- **Task description**
Transcribe each line of the records below exactly, excluding any embedded images.

- **Rows**
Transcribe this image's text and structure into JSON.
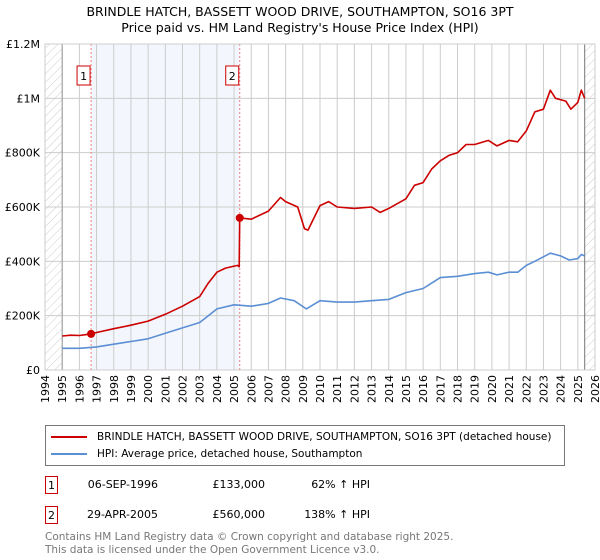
{
  "chart_data": {
    "type": "line",
    "title": "BRINDLE HATCH, BASSETT WOOD DRIVE, SOUTHAMPTON, SO16 3PT",
    "subtitle": "Price paid vs. HM Land Registry's House Price Index (HPI)",
    "xlim": [
      1994,
      2026
    ],
    "ylim": [
      0,
      1200000
    ],
    "x_ticks": [
      "1994",
      "1995",
      "1996",
      "1997",
      "1998",
      "1999",
      "2000",
      "2001",
      "2002",
      "2003",
      "2004",
      "2005",
      "2006",
      "2007",
      "2008",
      "2009",
      "2010",
      "2011",
      "2012",
      "2013",
      "2014",
      "2015",
      "2016",
      "2017",
      "2018",
      "2019",
      "2020",
      "2021",
      "2022",
      "2023",
      "2024",
      "2025",
      "2026"
    ],
    "y_ticks": [
      {
        "v": 0,
        "label": "£0"
      },
      {
        "v": 200000,
        "label": "£200K"
      },
      {
        "v": 400000,
        "label": "£400K"
      },
      {
        "v": 600000,
        "label": "£600K"
      },
      {
        "v": 800000,
        "label": "£800K"
      },
      {
        "v": 1000000,
        "label": "£1M"
      },
      {
        "v": 1200000,
        "label": "£1.2M"
      }
    ],
    "grid": true,
    "data_range": [
      1995,
      2025.4
    ],
    "series": [
      {
        "name": "BRINDLE HATCH, BASSETT WOOD DRIVE, SOUTHAMPTON, SO16 3PT (detached house)",
        "color": "#cc0000",
        "x": [
          1995,
          1995.5,
          1996,
          1996.68,
          1997,
          1998,
          1999,
          2000,
          2001,
          2002,
          2003,
          2003.5,
          2004,
          2004.5,
          2005.2,
          2005.3,
          2005.33,
          2006,
          2007,
          2007.7,
          2008,
          2008.7,
          2009.1,
          2009.3,
          2010,
          2010.5,
          2011,
          2012,
          2013,
          2013.5,
          2014,
          2015,
          2015.5,
          2016,
          2016.5,
          2017,
          2017.5,
          2018,
          2018.5,
          2019,
          2019.8,
          2020.3,
          2021,
          2021.5,
          2022,
          2022.5,
          2023,
          2023.4,
          2023.7,
          2024.3,
          2024.6,
          2025,
          2025.2,
          2025.4
        ],
        "y": [
          125000,
          128000,
          127000,
          133000,
          138000,
          152000,
          165000,
          180000,
          205000,
          235000,
          270000,
          320000,
          360000,
          375000,
          385000,
          380000,
          560000,
          555000,
          585000,
          635000,
          620000,
          600000,
          520000,
          515000,
          605000,
          620000,
          600000,
          595000,
          600000,
          580000,
          595000,
          630000,
          680000,
          690000,
          740000,
          770000,
          790000,
          800000,
          830000,
          830000,
          845000,
          825000,
          845000,
          840000,
          880000,
          950000,
          960000,
          1030000,
          1000000,
          990000,
          960000,
          985000,
          1030000,
          1000000
        ]
      },
      {
        "name": "HPI: Average price, detached house, Southampton",
        "color": "#5b8fd4",
        "x": [
          1995,
          1996,
          1997,
          1998,
          1999,
          2000,
          2001,
          2002,
          2003,
          2003.5,
          2004,
          2005,
          2006,
          2007,
          2007.7,
          2008.5,
          2009.2,
          2010,
          2011,
          2012,
          2013,
          2014,
          2015,
          2016,
          2016.5,
          2017,
          2018,
          2019,
          2019.8,
          2020.3,
          2021,
          2021.5,
          2022,
          2022.5,
          2023.4,
          2024,
          2024.5,
          2025,
          2025.2,
          2025.4
        ],
        "y": [
          80000,
          80000,
          85000,
          95000,
          105000,
          115000,
          135000,
          155000,
          175000,
          200000,
          225000,
          240000,
          235000,
          245000,
          265000,
          255000,
          225000,
          255000,
          250000,
          250000,
          255000,
          260000,
          285000,
          300000,
          320000,
          340000,
          345000,
          355000,
          360000,
          350000,
          360000,
          360000,
          385000,
          400000,
          430000,
          420000,
          405000,
          410000,
          425000,
          420000
        ]
      }
    ],
    "annotations": [
      {
        "label": "1",
        "x": 1996.68,
        "y": 133000
      },
      {
        "label": "2",
        "x": 2005.33,
        "y": 560000
      }
    ]
  },
  "legend": {
    "items": [
      {
        "label": "BRINDLE HATCH, BASSETT WOOD DRIVE, SOUTHAMPTON, SO16 3PT (detached house)",
        "color": "#cc0000"
      },
      {
        "label": "HPI: Average price, detached house, Southampton",
        "color": "#5b8fd4"
      }
    ]
  },
  "transactions": [
    {
      "num": "1",
      "date": "06-SEP-1996",
      "price": "£133,000",
      "hpi": "62% ↑ HPI"
    },
    {
      "num": "2",
      "date": "29-APR-2005",
      "price": "£560,000",
      "hpi": "138% ↑ HPI"
    }
  ],
  "footer": {
    "line1": "Contains HM Land Registry data © Crown copyright and database right 2025.",
    "line2": "This data is licensed under the Open Government Licence v3.0."
  }
}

- **Complete output**
Transcribe this image's text and structure into JSON.
{
  "chart_data": {
    "type": "line",
    "title": "BRINDLE HATCH, BASSETT WOOD DRIVE, SOUTHAMPTON, SO16 3PT",
    "subtitle": "Price paid vs. HM Land Registry's House Price Index (HPI)",
    "xlim": [
      1994,
      2026
    ],
    "ylim": [
      0,
      1200000
    ],
    "x_ticks": [
      "1994",
      "1995",
      "1996",
      "1997",
      "1998",
      "1999",
      "2000",
      "2001",
      "2002",
      "2003",
      "2004",
      "2005",
      "2006",
      "2007",
      "2008",
      "2009",
      "2010",
      "2011",
      "2012",
      "2013",
      "2014",
      "2015",
      "2016",
      "2017",
      "2018",
      "2019",
      "2020",
      "2021",
      "2022",
      "2023",
      "2024",
      "2025",
      "2026"
    ],
    "y_ticks": [
      {
        "v": 0,
        "label": "£0"
      },
      {
        "v": 200000,
        "label": "£200K"
      },
      {
        "v": 400000,
        "label": "£400K"
      },
      {
        "v": 600000,
        "label": "£600K"
      },
      {
        "v": 800000,
        "label": "£800K"
      },
      {
        "v": 1000000,
        "label": "£1M"
      },
      {
        "v": 1200000,
        "label": "£1.2M"
      }
    ],
    "grid": true,
    "data_range": [
      1995,
      2025.4
    ],
    "series": [
      {
        "name": "BRINDLE HATCH, BASSETT WOOD DRIVE, SOUTHAMPTON, SO16 3PT (detached house)",
        "color": "#cc0000",
        "x": [
          1995,
          1995.5,
          1996,
          1996.68,
          1997,
          1998,
          1999,
          2000,
          2001,
          2002,
          2003,
          2003.5,
          2004,
          2004.5,
          2005.2,
          2005.3,
          2005.33,
          2006,
          2007,
          2007.7,
          2008,
          2008.7,
          2009.1,
          2009.3,
          2010,
          2010.5,
          2011,
          2012,
          2013,
          2013.5,
          2014,
          2015,
          2015.5,
          2016,
          2016.5,
          2017,
          2017.5,
          2018,
          2018.5,
          2019,
          2019.8,
          2020.3,
          2021,
          2021.5,
          2022,
          2022.5,
          2023,
          2023.4,
          2023.7,
          2024.3,
          2024.6,
          2025,
          2025.2,
          2025.4
        ],
        "y": [
          125000,
          128000,
          127000,
          133000,
          138000,
          152000,
          165000,
          180000,
          205000,
          235000,
          270000,
          320000,
          360000,
          375000,
          385000,
          380000,
          560000,
          555000,
          585000,
          635000,
          620000,
          600000,
          520000,
          515000,
          605000,
          620000,
          600000,
          595000,
          600000,
          580000,
          595000,
          630000,
          680000,
          690000,
          740000,
          770000,
          790000,
          800000,
          830000,
          830000,
          845000,
          825000,
          845000,
          840000,
          880000,
          950000,
          960000,
          1030000,
          1000000,
          990000,
          960000,
          985000,
          1030000,
          1000000
        ]
      },
      {
        "name": "HPI: Average price, detached house, Southampton",
        "color": "#5b8fd4",
        "x": [
          1995,
          1996,
          1997,
          1998,
          1999,
          2000,
          2001,
          2002,
          2003,
          2003.5,
          2004,
          2005,
          2006,
          2007,
          2007.7,
          2008.5,
          2009.2,
          2010,
          2011,
          2012,
          2013,
          2014,
          2015,
          2016,
          2016.5,
          2017,
          2018,
          2019,
          2019.8,
          2020.3,
          2021,
          2021.5,
          2022,
          2022.5,
          2023.4,
          2024,
          2024.5,
          2025,
          2025.2,
          2025.4
        ],
        "y": [
          80000,
          80000,
          85000,
          95000,
          105000,
          115000,
          135000,
          155000,
          175000,
          200000,
          225000,
          240000,
          235000,
          245000,
          265000,
          255000,
          225000,
          255000,
          250000,
          250000,
          255000,
          260000,
          285000,
          300000,
          320000,
          340000,
          345000,
          355000,
          360000,
          350000,
          360000,
          360000,
          385000,
          400000,
          430000,
          420000,
          405000,
          410000,
          425000,
          420000
        ]
      }
    ],
    "annotations": [
      {
        "label": "1",
        "x": 1996.68,
        "y": 133000
      },
      {
        "label": "2",
        "x": 2005.33,
        "y": 560000
      }
    ]
  },
  "legend": {
    "items": [
      {
        "label": "BRINDLE HATCH, BASSETT WOOD DRIVE, SOUTHAMPTON, SO16 3PT (detached house)",
        "color": "#cc0000"
      },
      {
        "label": "HPI: Average price, detached house, Southampton",
        "color": "#5b8fd4"
      }
    ]
  },
  "transactions": [
    {
      "num": "1",
      "date": "06-SEP-1996",
      "price": "£133,000",
      "hpi": "62% ↑ HPI"
    },
    {
      "num": "2",
      "date": "29-APR-2005",
      "price": "£560,000",
      "hpi": "138% ↑ HPI"
    }
  ],
  "footer": {
    "line1": "Contains HM Land Registry data © Crown copyright and database right 2025.",
    "line2": "This data is licensed under the Open Government Licence v3.0."
  }
}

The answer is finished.